To be done:
Reproduce every entry below precisely. Pictures are excluded from the copy.

(Stored data entries)

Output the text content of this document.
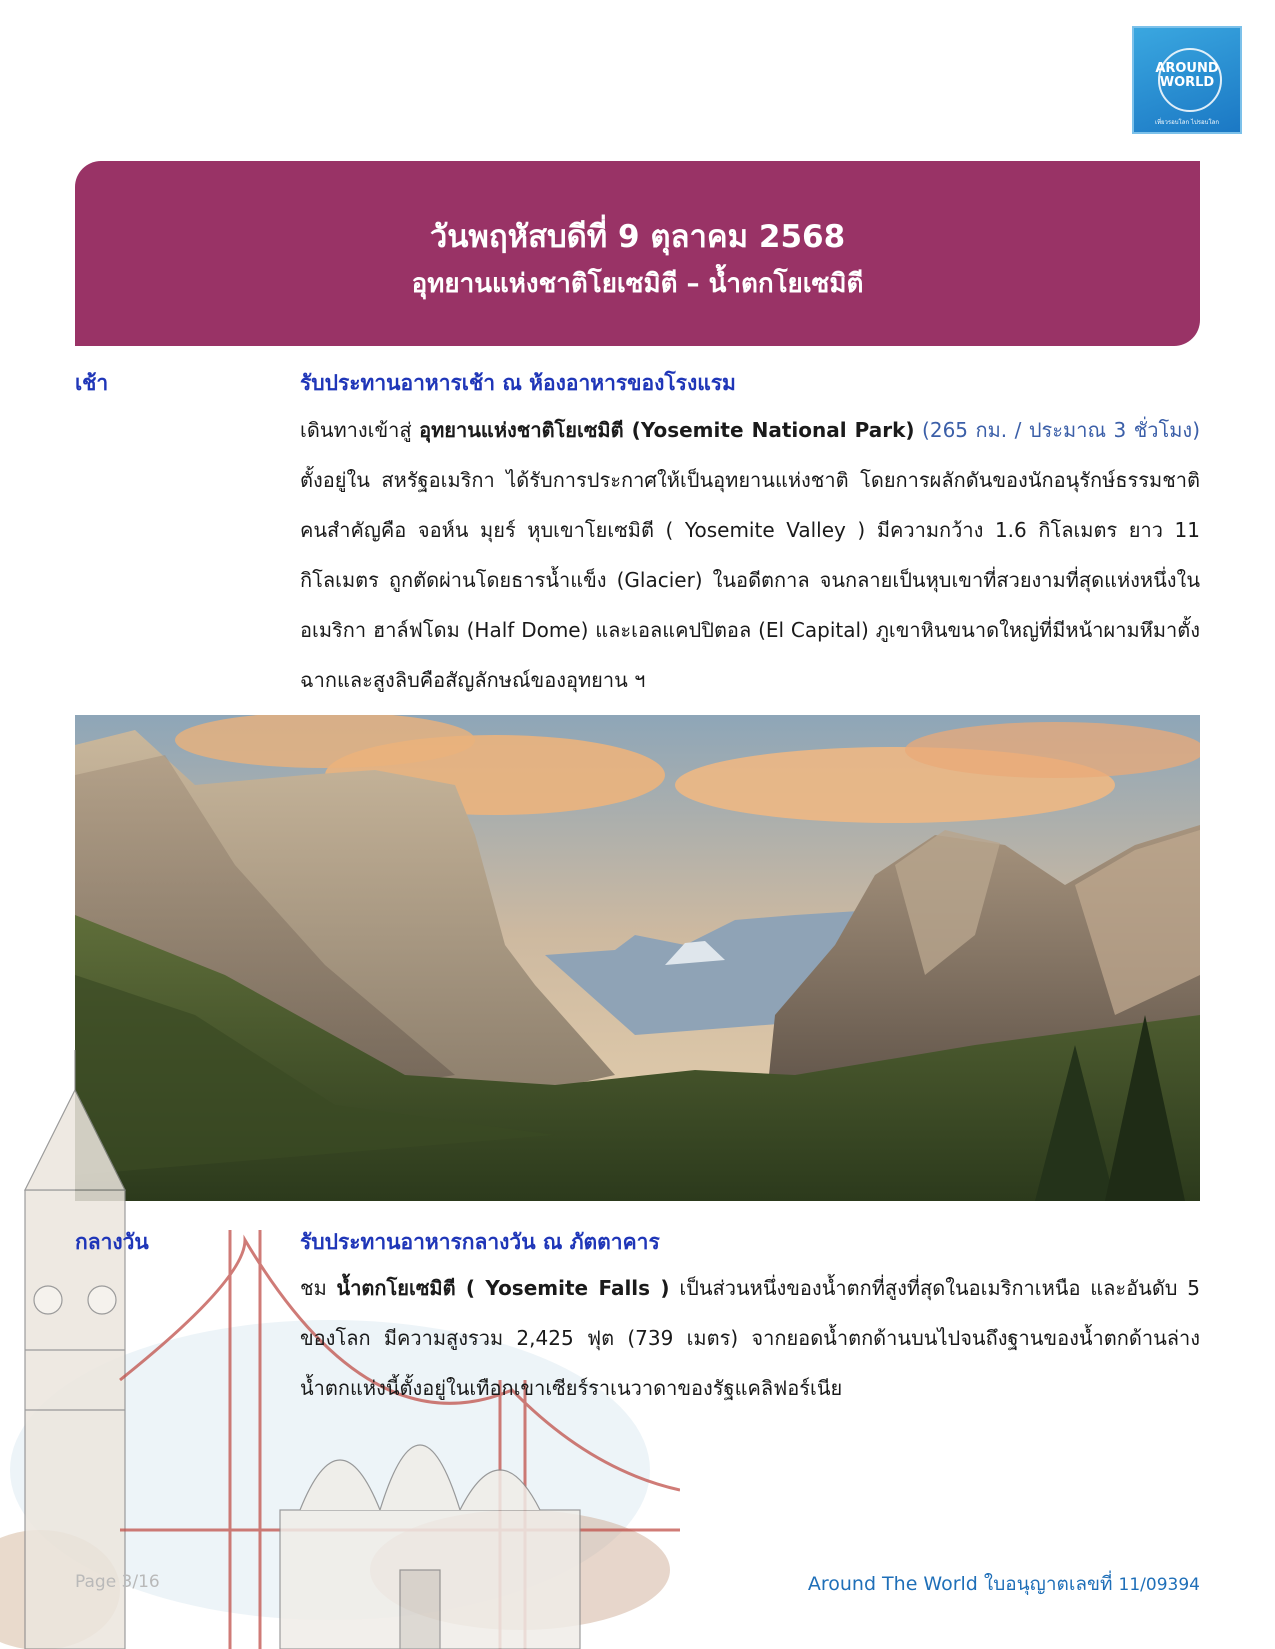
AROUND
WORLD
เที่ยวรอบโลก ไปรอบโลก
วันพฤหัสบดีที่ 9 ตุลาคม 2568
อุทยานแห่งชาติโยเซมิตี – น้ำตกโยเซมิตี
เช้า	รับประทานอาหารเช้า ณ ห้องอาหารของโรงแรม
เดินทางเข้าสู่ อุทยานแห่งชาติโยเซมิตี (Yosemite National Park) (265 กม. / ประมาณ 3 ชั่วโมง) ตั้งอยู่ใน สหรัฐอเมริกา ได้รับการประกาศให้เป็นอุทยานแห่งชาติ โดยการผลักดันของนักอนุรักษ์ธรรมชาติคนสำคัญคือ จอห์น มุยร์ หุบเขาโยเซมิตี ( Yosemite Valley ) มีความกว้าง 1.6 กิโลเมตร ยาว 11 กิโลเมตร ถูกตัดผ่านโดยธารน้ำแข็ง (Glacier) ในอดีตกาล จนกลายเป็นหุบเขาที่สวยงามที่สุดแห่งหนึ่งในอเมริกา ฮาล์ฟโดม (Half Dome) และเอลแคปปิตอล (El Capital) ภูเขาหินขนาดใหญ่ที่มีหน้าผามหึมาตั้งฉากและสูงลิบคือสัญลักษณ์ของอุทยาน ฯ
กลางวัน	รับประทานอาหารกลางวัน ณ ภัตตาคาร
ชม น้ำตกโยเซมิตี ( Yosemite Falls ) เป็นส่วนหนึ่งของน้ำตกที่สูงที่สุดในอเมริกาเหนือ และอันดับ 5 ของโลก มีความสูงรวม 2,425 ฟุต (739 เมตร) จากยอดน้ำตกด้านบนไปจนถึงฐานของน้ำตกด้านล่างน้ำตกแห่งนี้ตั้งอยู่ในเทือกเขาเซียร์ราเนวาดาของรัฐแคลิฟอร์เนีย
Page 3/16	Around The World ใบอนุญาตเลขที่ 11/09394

Solution for this exercise:
Output the text content of this document.
AROUND
WORLD
เที่ยวรอบโลก ไปรอบโลก
วันพฤหัสบดีที่ 9 ตุลาคม 2568
อุทยานแห่งชาติโยเซมิตี – น้ำตกโยเซมิตี
เช้า	รับประทานอาหารเช้า ณ ห้องอาหารของโรงแรม
เดินทางเข้าสู่ อุทยานแห่งชาติโยเซมิตี (Yosemite National Park) (265 กม. / ประมาณ 3 ชั่วโมง) ตั้งอยู่ใน สหรัฐอเมริกา ได้รับการประกาศให้เป็นอุทยานแห่งชาติ โดยการผลักดันของนักอนุรักษ์ธรรมชาติคนสำคัญคือ จอห์น มุยร์ หุบเขาโยเซมิตี ( Yosemite Valley ) มีความกว้าง 1.6 กิโลเมตร ยาว 11 กิโลเมตร ถูกตัดผ่านโดยธารน้ำแข็ง (Glacier) ในอดีตกาล จนกลายเป็นหุบเขาที่สวยงามที่สุดแห่งหนึ่งในอเมริกา ฮาล์ฟโดม (Half Dome) และเอลแคปปิตอล (El Capital) ภูเขาหินขนาดใหญ่ที่มีหน้าผามหึมาตั้งฉากและสูงลิบคือสัญลักษณ์ของอุทยาน ฯ
กลางวัน	รับประทานอาหารกลางวัน ณ ภัตตาคาร
ชม น้ำตกโยเซมิตี ( Yosemite Falls ) เป็นส่วนหนึ่งของน้ำตกที่สูงที่สุดในอเมริกาเหนือ และอันดับ 5 ของโลก มีความสูงรวม 2,425 ฟุต (739 เมตร) จากยอดน้ำตกด้านบนไปจนถึงฐานของน้ำตกด้านล่างน้ำตกแห่งนี้ตั้งอยู่ในเทือกเขาเซียร์ราเนวาดาของรัฐแคลิฟอร์เนีย
Page 3/16	Around The World ใบอนุญาตเลขที่ 11/09394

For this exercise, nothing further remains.